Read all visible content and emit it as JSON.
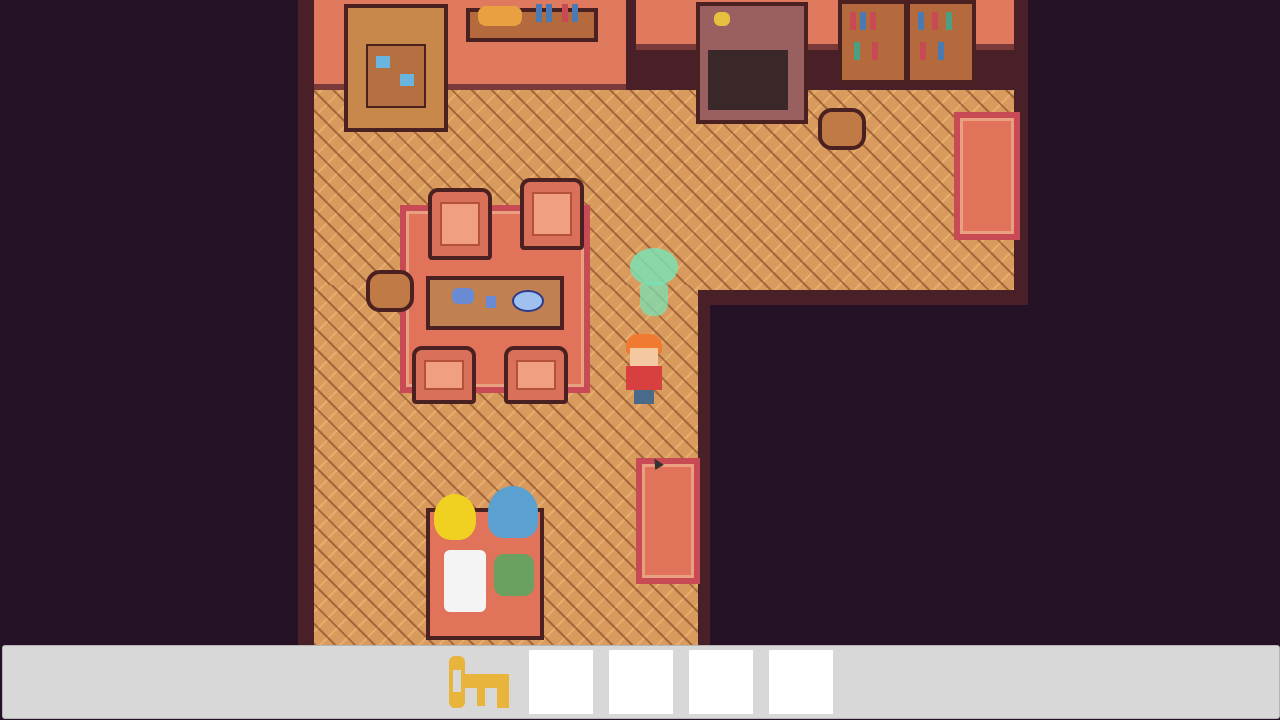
{
  "game": {
    "scene": "indoor-room",
    "player": "red-haired-kid",
    "npc": "green-ghost-girl",
    "plush_toys": [
      "yellow-chick",
      "blue-ghost",
      "white-dog",
      "green-frog"
    ]
  },
  "inventory": {
    "slots": [
      {
        "item": "key-icon",
        "filled": true
      },
      {
        "item": "",
        "filled": false
      },
      {
        "item": "",
        "filled": false
      },
      {
        "item": "",
        "filled": false
      },
      {
        "item": "",
        "filled": false
      }
    ],
    "key_color": "#e8b43c"
  },
  "colors": {
    "background": "#241125",
    "floor": "#d99a5e",
    "rug_border": "#c84a55",
    "inventory_bar": "#d8d8d8"
  }
}
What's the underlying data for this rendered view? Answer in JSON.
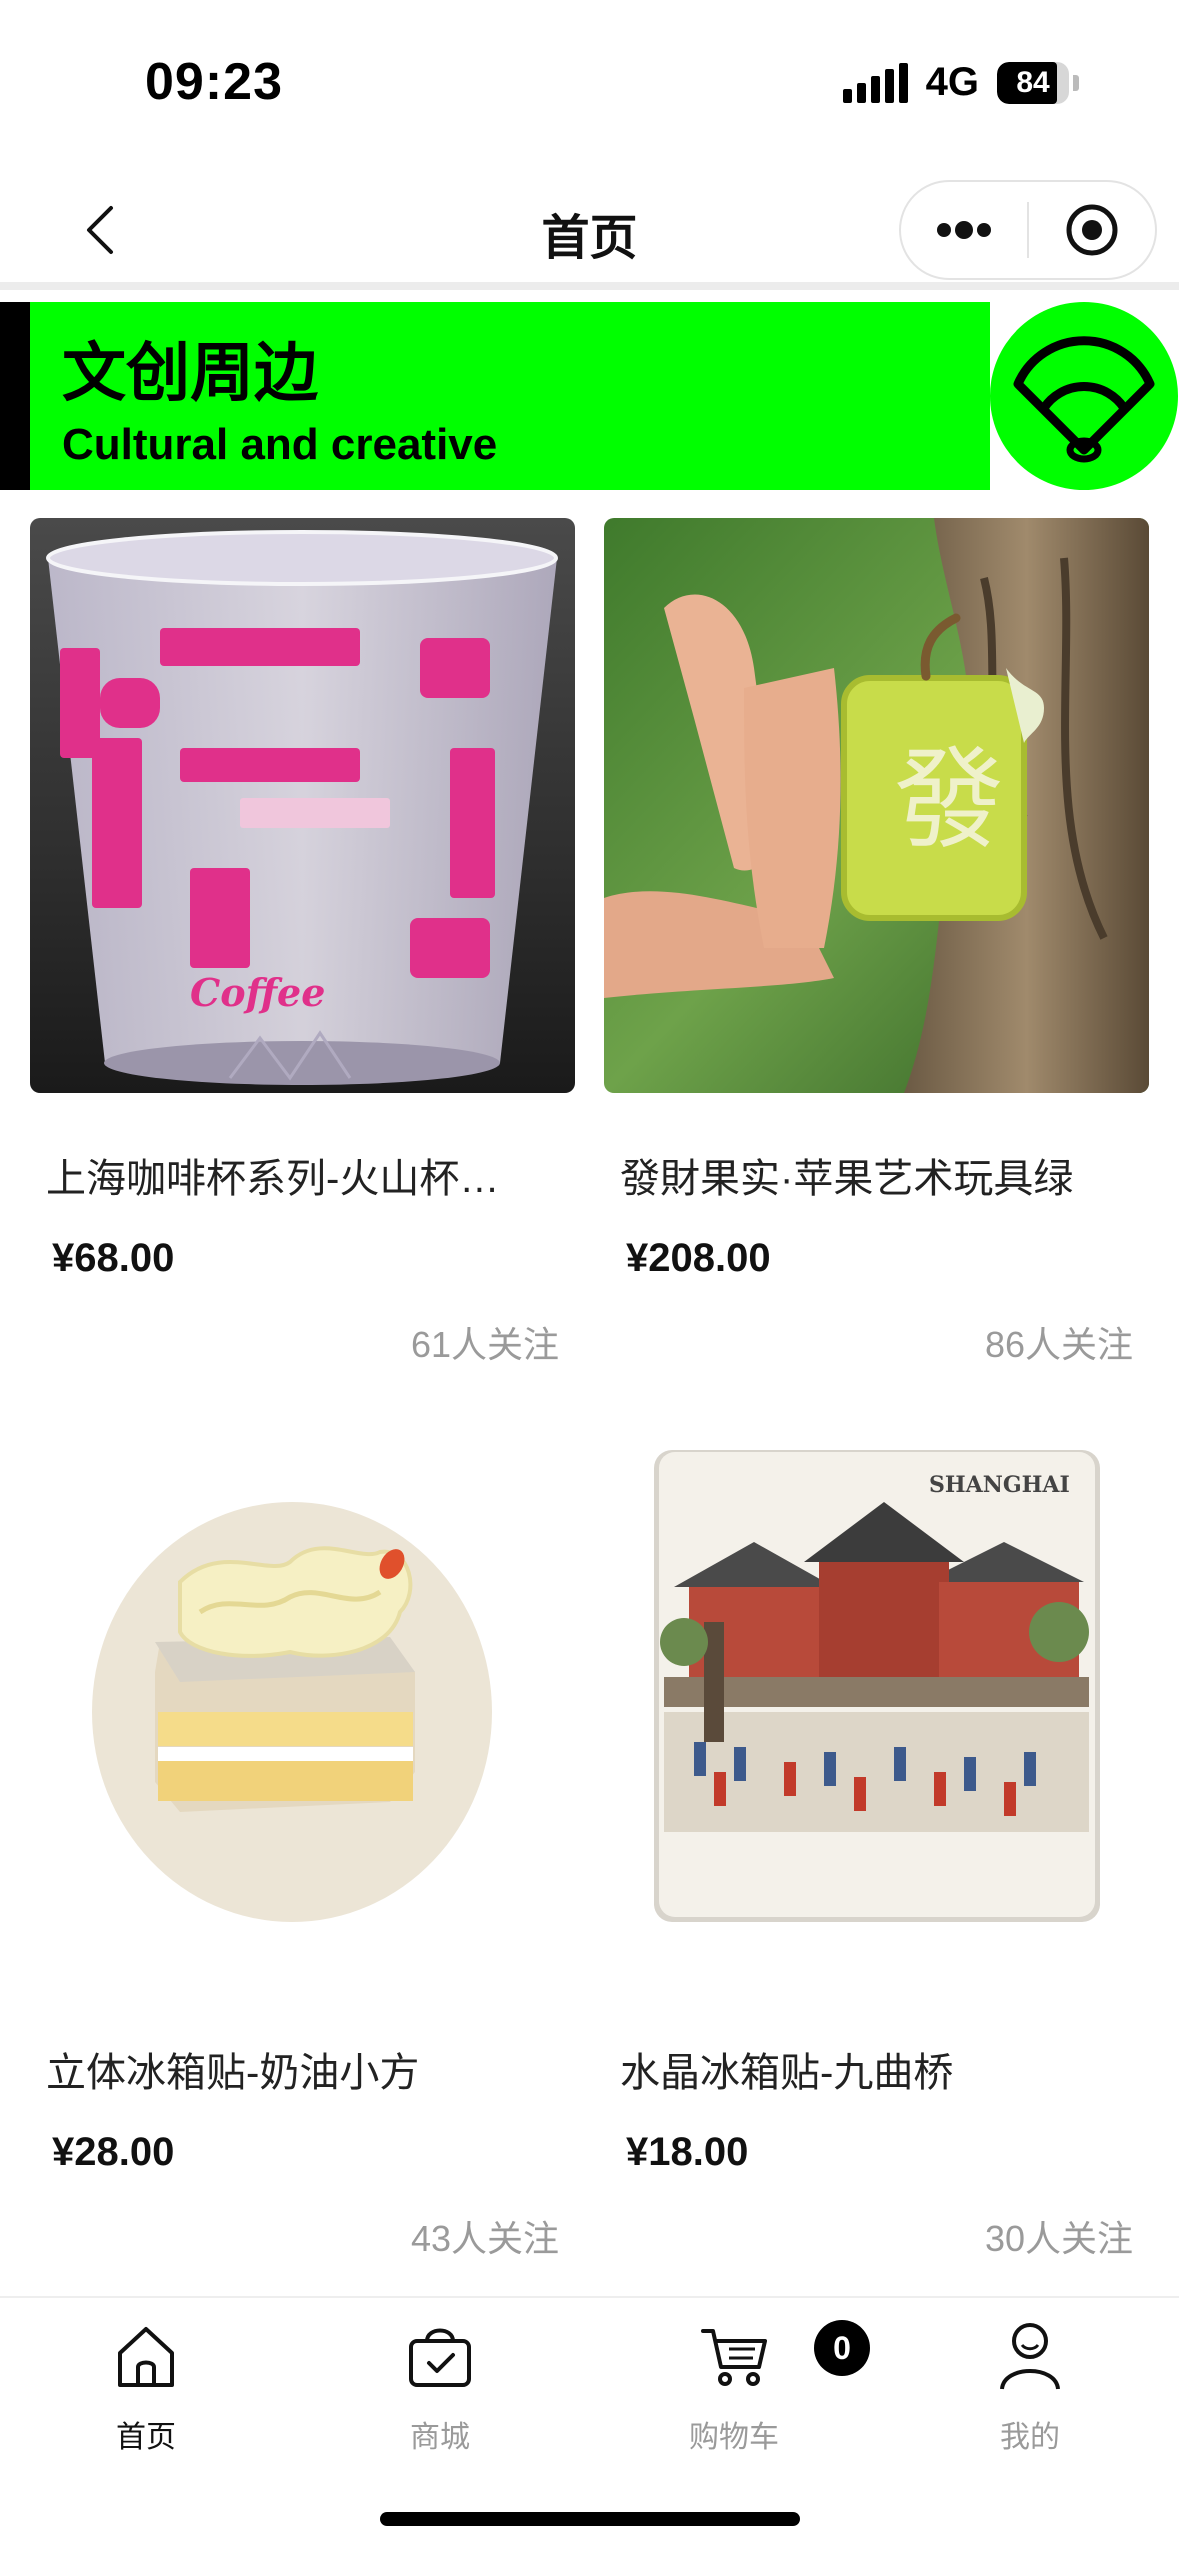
{
  "status": {
    "time": "09:23",
    "network": "4G",
    "battery": "84",
    "battery_fraction": 0.84
  },
  "nav": {
    "title": "首页"
  },
  "banner": {
    "title_cn": "文创周边",
    "title_en": "Cultural and creative"
  },
  "products": [
    {
      "name": "上海咖啡杯系列-火山杯…",
      "price": "¥68.00",
      "followers": "61人关注",
      "image_icon": "coffee-glass-photo"
    },
    {
      "name": "發財果实·苹果艺术玩具绿",
      "price": "¥208.00",
      "followers": "86人关注",
      "image_icon": "mahjong-apple-photo"
    },
    {
      "name": "立体冰箱贴-奶油小方",
      "price": "¥28.00",
      "followers": "43人关注",
      "image_icon": "cake-magnet-photo"
    },
    {
      "name": "水晶冰箱贴-九曲桥",
      "price": "¥18.00",
      "followers": "30人关注",
      "image_icon": "shanghai-magnet-photo"
    }
  ],
  "product_image_text": {
    "glass_brand": "Coffee",
    "mahjong_char": "發",
    "magnet_caption": "SHANGHAI"
  },
  "tabs": [
    {
      "label": "首页",
      "icon": "home-icon",
      "active": true
    },
    {
      "label": "商城",
      "icon": "bag-icon",
      "active": false
    },
    {
      "label": "购物车",
      "icon": "cart-icon",
      "active": false
    },
    {
      "label": "我的",
      "icon": "user-icon",
      "active": false
    }
  ],
  "cart_badge": "0",
  "colors": {
    "accent": "#00ff00",
    "text": "#111111",
    "muted": "#9a9a9a"
  }
}
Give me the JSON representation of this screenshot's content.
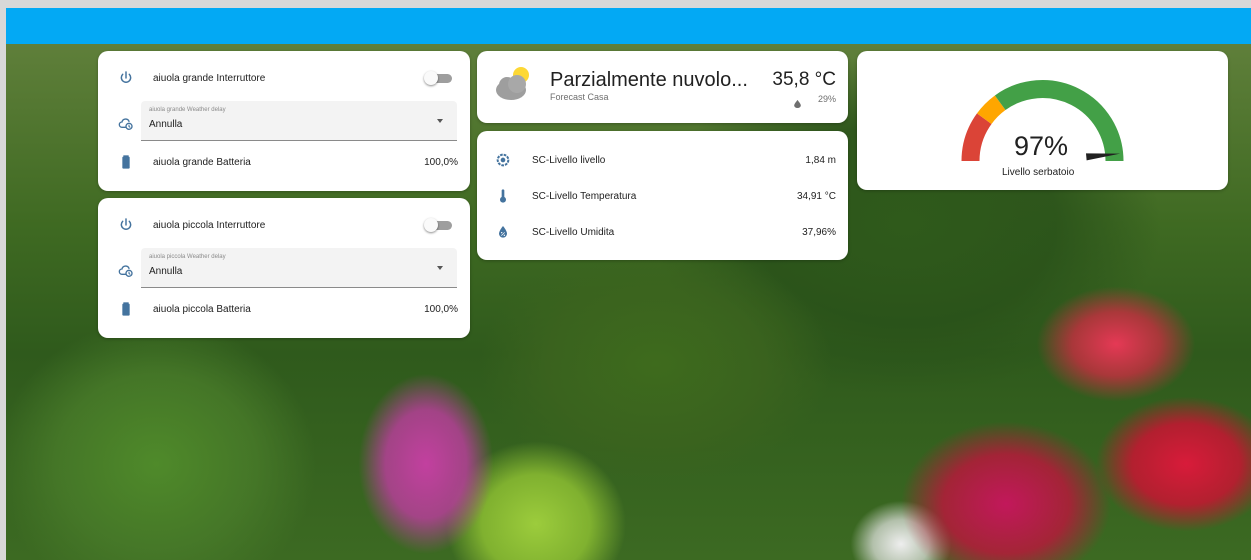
{
  "colors": {
    "header": "#03a9f4",
    "card": "#ffffff",
    "icon": "#44739e",
    "gauge_red": "#db4437",
    "gauge_yellow": "#ffa600",
    "gauge_green": "#43a047"
  },
  "cards": {
    "grande": {
      "switch_label": "aiuola grande Interruttore",
      "switch_icon": "power-icon",
      "switch_on": false,
      "select_label": "aiuola grande Weather delay",
      "select_value": "Annulla",
      "select_icon": "cloud-clock-icon",
      "battery_label": "aiuola grande Batteria",
      "battery_value": "100,0%",
      "battery_icon": "battery-icon"
    },
    "piccola": {
      "switch_label": "aiuola piccola Interruttore",
      "switch_icon": "power-icon",
      "switch_on": false,
      "select_label": "aiuola piccola Weather delay",
      "select_value": "Annulla",
      "select_icon": "cloud-clock-icon",
      "battery_label": "aiuola piccola Batteria",
      "battery_value": "100,0%",
      "battery_icon": "battery-icon"
    }
  },
  "weather": {
    "condition": "Parzialmente nuvolo...",
    "source": "Forecast Casa",
    "temperature": "35,8 °C",
    "humidity": "29%",
    "icon": "partly-cloudy-icon"
  },
  "sensors": [
    {
      "label": "SC-Livello livello",
      "value": "1,84 m",
      "icon": "gauge-icon"
    },
    {
      "label": "SC-Livello Temperatura",
      "value": "34,91 °C",
      "icon": "thermometer-icon"
    },
    {
      "label": "SC-Livello Umidita",
      "value": "37,96%",
      "icon": "water-percent-icon"
    }
  ],
  "gauge": {
    "value_text": "97%",
    "value": 97,
    "min": 0,
    "max": 100,
    "name": "Livello serbatoio"
  }
}
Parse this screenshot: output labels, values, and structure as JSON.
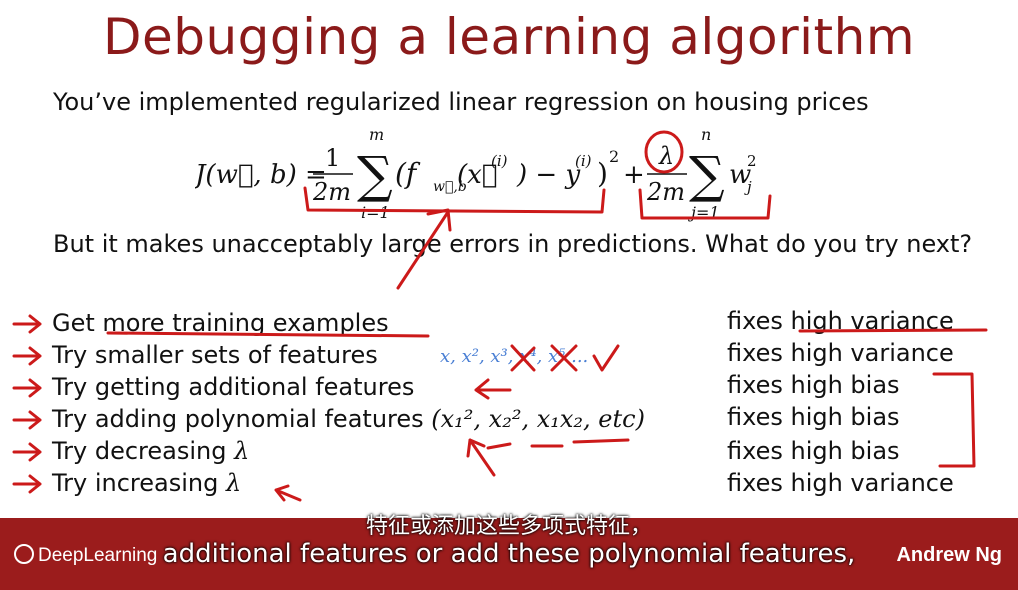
{
  "slide": {
    "title": "Debugging a learning algorithm",
    "intro": "You’ve implemented regularized linear regression on housing prices",
    "formula": {
      "lhs": "J(w⃗, b) =",
      "frac1_num": "1",
      "frac1_den": "2m",
      "sum1_top": "m",
      "sum1_bottom": "i=1",
      "term1": "(f",
      "term1_sub": "w⃗,b",
      "term1_rest": "(x⃗",
      "term1_sup": "(i)",
      "term1_minus": ") − y",
      "term1_sup2": "(i)",
      "term1_close": ")",
      "term1_power": "2",
      "plus": "+",
      "frac2_num": "λ",
      "frac2_den": "2m",
      "sum2_top": "n",
      "sum2_bottom": "j=1",
      "term2": "w",
      "term2_sub": "j",
      "term2_sup": "2"
    },
    "question": "But it makes unacceptably large errors in predictions. What do you try next?",
    "options": [
      {
        "text": "Get more training examples",
        "fix": "fixes high variance"
      },
      {
        "text": "Try smaller sets of features",
        "fix": "fixes high variance"
      },
      {
        "text": "Try getting additional features",
        "fix": "fixes high bias"
      },
      {
        "text": "Try adding polynomial features",
        "extra": "(x₁², x₂², x₁x₂, etc)",
        "fix": "fixes high bias"
      },
      {
        "text": "Try decreasing",
        "extra": "λ",
        "fix": "fixes high bias"
      },
      {
        "text": "Try increasing",
        "extra": "λ",
        "fix": "fixes high variance"
      }
    ],
    "handwritten_features": "x, x², x³, x⁴, x⁵ ..."
  },
  "footer": {
    "logo": "DeepLearning",
    "author": "Andrew Ng"
  },
  "subtitles": {
    "chinese": "特征或添加这些多项式特征，",
    "english": "additional features or add these polynomial features,"
  },
  "colors": {
    "title": "#8b1a1a",
    "banner": "#9b1c1c",
    "annotation": "#cc1a1a",
    "handwriting_blue": "#4a7fd4"
  }
}
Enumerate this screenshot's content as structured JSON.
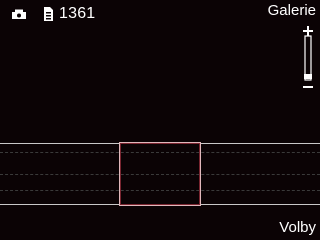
{
  "status": {
    "mode_icon": "camera-mode-icon",
    "card_icon": "memory-card-icon",
    "shots_remaining": "1361"
  },
  "softkeys": {
    "left": "Galerie",
    "right": "Volby"
  },
  "zoom": {
    "icon": "zoom-slider-icon",
    "level": 0
  },
  "colors": {
    "background": "#0b0305",
    "highlight_border": "#e0b8bc",
    "highlight_inner": "#7a2530"
  }
}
* * * *
TASK DIRECTIONS => Leave out the pictures, and give all the records again exactly.

TASK ANSWER =>
Read all visible content and emit it as JSON.
{
  "game": {
    "scene": "indoor-room",
    "player": "red-haired-kid",
    "npc": "green-ghost-girl",
    "plush_toys": [
      "yellow-chick",
      "blue-ghost",
      "white-dog",
      "green-frog"
    ]
  },
  "inventory": {
    "slots": [
      {
        "item": "key-icon",
        "filled": true
      },
      {
        "item": "",
        "filled": false
      },
      {
        "item": "",
        "filled": false
      },
      {
        "item": "",
        "filled": false
      },
      {
        "item": "",
        "filled": false
      }
    ],
    "key_color": "#e8b43c"
  },
  "colors": {
    "background": "#241125",
    "floor": "#d99a5e",
    "rug_border": "#c84a55",
    "inventory_bar": "#d8d8d8"
  }
}
What's the underlying data for this rendered view? Answer in JSON.
{
  "status": {
    "time": "09:23",
    "network": "4G",
    "battery": "84",
    "battery_fraction": 0.84
  },
  "nav": {
    "title": "首页"
  },
  "banner": {
    "title_cn": "文创周边",
    "title_en": "Cultural and creative"
  },
  "products": [
    {
      "name": "上海咖啡杯系列-火山杯…",
      "price": "¥68.00",
      "followers": "61人关注",
      "image_icon": "coffee-glass-photo"
    },
    {
      "name": "發財果实·苹果艺术玩具绿",
      "price": "¥208.00",
      "followers": "86人关注",
      "image_icon": "mahjong-apple-photo"
    },
    {
      "name": "立体冰箱贴-奶油小方",
      "price": "¥28.00",
      "followers": "43人关注",
      "image_icon": "cake-magnet-photo"
    },
    {
      "name": "水晶冰箱贴-九曲桥",
      "price": "¥18.00",
      "followers": "30人关注",
      "image_icon": "shanghai-magnet-photo"
    }
  ],
  "product_image_text": {
    "glass_brand": "Coffee",
    "mahjong_char": "發",
    "magnet_caption": "SHANGHAI"
  },
  "tabs": [
    {
      "label": "首页",
      "icon": "home-icon",
      "active": true
    },
    {
      "label": "商城",
      "icon": "bag-icon",
      "active": false
    },
    {
      "label": "购物车",
      "icon": "cart-icon",
      "active": false
    },
    {
      "label": "我的",
      "icon": "user-icon",
      "active": false
    }
  ],
  "cart_badge": "0",
  "colors": {
    "accent": "#00ff00",
    "text": "#111111",
    "muted": "#9a9a9a"
  }
}
Give me the JSON representation of this screenshot's content.
{
  "colors": {
    "header": "#03a9f4",
    "card": "#ffffff",
    "icon": "#44739e",
    "gauge_red": "#db4437",
    "gauge_yellow": "#ffa600",
    "gauge_green": "#43a047"
  },
  "cards": {
    "grande": {
      "switch_label": "aiuola grande Interruttore",
      "switch_icon": "power-icon",
      "switch_on": false,
      "select_label": "aiuola grande Weather delay",
      "select_value": "Annulla",
      "select_icon": "cloud-clock-icon",
      "battery_label": "aiuola grande Batteria",
      "battery_value": "100,0%",
      "battery_icon": "battery-icon"
    },
    "piccola": {
      "switch_label": "aiuola piccola Interruttore",
      "switch_icon": "power-icon",
      "switch_on": false,
      "select_label": "aiuola piccola Weather delay",
      "select_value": "Annulla",
      "select_icon": "cloud-clock-icon",
      "battery_label": "aiuola piccola Batteria",
      "battery_value": "100,0%",
      "battery_icon": "battery-icon"
    }
  },
  "weather": {
    "condition": "Parzialmente nuvolo...",
    "source": "Forecast Casa",
    "temperature": "35,8 °C",
    "humidity": "29%",
    "icon": "partly-cloudy-icon"
  },
  "sensors": [
    {
      "label": "SC-Livello livello",
      "value": "1,84 m",
      "icon": "gauge-icon"
    },
    {
      "label": "SC-Livello Temperatura",
      "value": "34,91 °C",
      "icon": "thermometer-icon"
    },
    {
      "label": "SC-Livello Umidita",
      "value": "37,96%",
      "icon": "water-percent-icon"
    }
  ],
  "gauge": {
    "value_text": "97%",
    "value": 97,
    "min": 0,
    "max": 100,
    "name": "Livello serbatoio"
  }
}
Parse this screenshot: output labels, values, and structure as JSON.
{
  "slide": {
    "title": "Debugging a learning algorithm",
    "intro": "You’ve implemented regularized linear regression on housing prices",
    "formula": {
      "lhs": "J(w⃗, b) =",
      "frac1_num": "1",
      "frac1_den": "2m",
      "sum1_top": "m",
      "sum1_bottom": "i=1",
      "term1": "(f",
      "term1_sub": "w⃗,b",
      "term1_rest": "(x⃗",
      "term1_sup": "(i)",
      "term1_minus": ") − y",
      "term1_sup2": "(i)",
      "term1_close": ")",
      "term1_power": "2",
      "plus": "+",
      "frac2_num": "λ",
      "frac2_den": "2m",
      "sum2_top": "n",
      "sum2_bottom": "j=1",
      "term2": "w",
      "term2_sub": "j",
      "term2_sup": "2"
    },
    "question": "But it makes unacceptably large errors in predictions. What do you try next?",
    "options": [
      {
        "text": "Get more training examples",
        "fix": "fixes high variance"
      },
      {
        "text": "Try smaller sets of features",
        "fix": "fixes high variance"
      },
      {
        "text": "Try getting additional features",
        "fix": "fixes high bias"
      },
      {
        "text": "Try adding polynomial features",
        "extra": "(x₁², x₂², x₁x₂, etc)",
        "fix": "fixes high bias"
      },
      {
        "text": "Try decreasing",
        "extra": "λ",
        "fix": "fixes high bias"
      },
      {
        "text": "Try increasing",
        "extra": "λ",
        "fix": "fixes high variance"
      }
    ],
    "handwritten_features": "x, x², x³, x⁴, x⁵ ..."
  },
  "footer": {
    "logo": "DeepLearning",
    "author": "Andrew Ng"
  },
  "subtitles": {
    "chinese": "特征或添加这些多项式特征，",
    "english": "additional features or add these polynomial features,"
  },
  "colors": {
    "title": "#8b1a1a",
    "banner": "#9b1c1c",
    "annotation": "#cc1a1a",
    "handwriting_blue": "#4a7fd4"
  }
}
Enumerate this screenshot's content as structured JSON.
{
  "status": {
    "mode_icon": "camera-mode-icon",
    "card_icon": "memory-card-icon",
    "shots_remaining": "1361"
  },
  "softkeys": {
    "left": "Galerie",
    "right": "Volby"
  },
  "zoom": {
    "icon": "zoom-slider-icon",
    "level": 0
  },
  "colors": {
    "background": "#0b0305",
    "highlight_border": "#e0b8bc",
    "highlight_inner": "#7a2530"
  }
}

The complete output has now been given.